═════ DATENZEILEN ═════
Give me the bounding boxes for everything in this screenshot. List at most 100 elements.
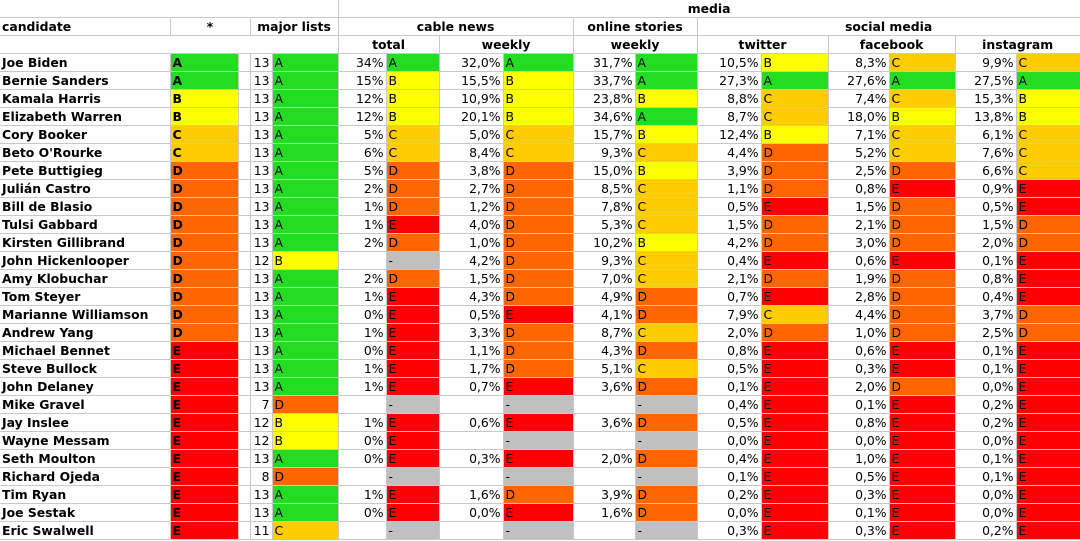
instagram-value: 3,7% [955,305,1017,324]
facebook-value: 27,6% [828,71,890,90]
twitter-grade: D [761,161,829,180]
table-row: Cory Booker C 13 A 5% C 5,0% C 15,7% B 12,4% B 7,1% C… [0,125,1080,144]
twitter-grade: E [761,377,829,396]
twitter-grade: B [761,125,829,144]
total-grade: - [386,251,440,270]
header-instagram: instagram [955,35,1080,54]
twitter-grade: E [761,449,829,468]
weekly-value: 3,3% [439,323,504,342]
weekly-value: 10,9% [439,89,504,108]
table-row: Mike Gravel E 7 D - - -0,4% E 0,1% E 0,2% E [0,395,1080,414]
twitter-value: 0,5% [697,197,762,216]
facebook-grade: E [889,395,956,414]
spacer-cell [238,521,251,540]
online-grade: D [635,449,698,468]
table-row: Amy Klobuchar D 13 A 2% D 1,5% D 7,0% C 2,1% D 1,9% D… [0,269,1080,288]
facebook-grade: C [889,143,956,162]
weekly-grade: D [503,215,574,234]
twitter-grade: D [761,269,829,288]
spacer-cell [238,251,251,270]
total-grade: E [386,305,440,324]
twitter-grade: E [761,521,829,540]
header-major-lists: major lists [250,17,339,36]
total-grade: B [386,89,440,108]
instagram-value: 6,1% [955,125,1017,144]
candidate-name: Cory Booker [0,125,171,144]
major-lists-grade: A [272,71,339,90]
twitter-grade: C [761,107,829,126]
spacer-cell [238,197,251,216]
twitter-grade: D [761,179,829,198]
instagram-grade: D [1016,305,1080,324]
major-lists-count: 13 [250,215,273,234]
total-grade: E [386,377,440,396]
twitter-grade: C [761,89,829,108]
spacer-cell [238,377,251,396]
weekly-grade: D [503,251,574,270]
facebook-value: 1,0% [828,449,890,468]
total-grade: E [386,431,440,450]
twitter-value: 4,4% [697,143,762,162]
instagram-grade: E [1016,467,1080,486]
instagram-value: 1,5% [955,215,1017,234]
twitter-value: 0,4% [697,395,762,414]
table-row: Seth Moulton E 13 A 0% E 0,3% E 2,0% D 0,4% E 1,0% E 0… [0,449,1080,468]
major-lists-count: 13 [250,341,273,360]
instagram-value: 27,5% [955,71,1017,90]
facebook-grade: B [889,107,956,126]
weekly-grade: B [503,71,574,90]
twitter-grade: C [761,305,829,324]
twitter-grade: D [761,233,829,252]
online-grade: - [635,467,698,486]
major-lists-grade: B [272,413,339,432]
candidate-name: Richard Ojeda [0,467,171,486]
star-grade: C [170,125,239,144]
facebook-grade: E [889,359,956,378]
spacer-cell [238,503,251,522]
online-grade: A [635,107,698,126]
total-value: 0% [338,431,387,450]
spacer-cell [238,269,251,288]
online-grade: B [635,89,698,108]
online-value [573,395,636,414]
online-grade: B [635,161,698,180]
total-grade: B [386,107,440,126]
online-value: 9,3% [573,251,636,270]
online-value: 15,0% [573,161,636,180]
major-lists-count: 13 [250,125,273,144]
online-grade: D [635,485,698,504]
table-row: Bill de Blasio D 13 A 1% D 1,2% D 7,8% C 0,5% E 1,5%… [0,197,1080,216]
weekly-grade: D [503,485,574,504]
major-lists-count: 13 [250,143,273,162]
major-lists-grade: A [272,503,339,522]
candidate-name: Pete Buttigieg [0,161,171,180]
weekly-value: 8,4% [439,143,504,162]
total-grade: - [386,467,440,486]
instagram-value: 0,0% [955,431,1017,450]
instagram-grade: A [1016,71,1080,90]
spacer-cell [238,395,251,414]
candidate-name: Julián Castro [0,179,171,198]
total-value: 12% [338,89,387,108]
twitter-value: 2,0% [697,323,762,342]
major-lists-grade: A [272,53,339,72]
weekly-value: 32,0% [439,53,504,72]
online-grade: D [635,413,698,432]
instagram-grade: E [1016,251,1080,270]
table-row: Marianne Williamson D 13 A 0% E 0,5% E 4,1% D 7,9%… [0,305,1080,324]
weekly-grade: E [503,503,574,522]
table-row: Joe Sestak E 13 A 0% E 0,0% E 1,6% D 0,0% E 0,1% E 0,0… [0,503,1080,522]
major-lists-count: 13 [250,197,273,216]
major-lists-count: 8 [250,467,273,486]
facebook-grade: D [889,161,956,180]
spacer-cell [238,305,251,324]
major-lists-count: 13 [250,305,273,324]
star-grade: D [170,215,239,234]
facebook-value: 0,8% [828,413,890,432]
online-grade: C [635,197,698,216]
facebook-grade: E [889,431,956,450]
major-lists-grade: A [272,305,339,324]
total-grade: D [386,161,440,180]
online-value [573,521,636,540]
═════
Benenne im Abschnitt von der Zeile mit „instagram-value: 3,7% [955,305,1017,324]“ bis einschließlich der Zeile mit „weekly-value: 10,9% [439,89,504,108]“ „twitter-grade“ in „twitter-rating“ um. Gib nur diese Zeilen wieder und lass alles andere unverändert.

ANTWORT –
instagram-value: 3,7% [955,305,1017,324]
facebook-value: 27,6% [828,71,890,90]
twitter-rating: D [761,161,829,180]
table-row: Cory Booker C 13 A 5% C 5,0% C 15,7% B 12,4% B 7,1% C… [0,125,1080,144]
twitter-rating: E [761,377,829,396]
twitter-rating: B [761,125,829,144]
total-grade: - [386,251,440,270]
header-instagram: instagram [955,35,1080,54]
twitter-rating: E [761,449,829,468]
weekly-value: 3,3% [439,323,504,342]
weekly-value: 10,9% [439,89,504,108]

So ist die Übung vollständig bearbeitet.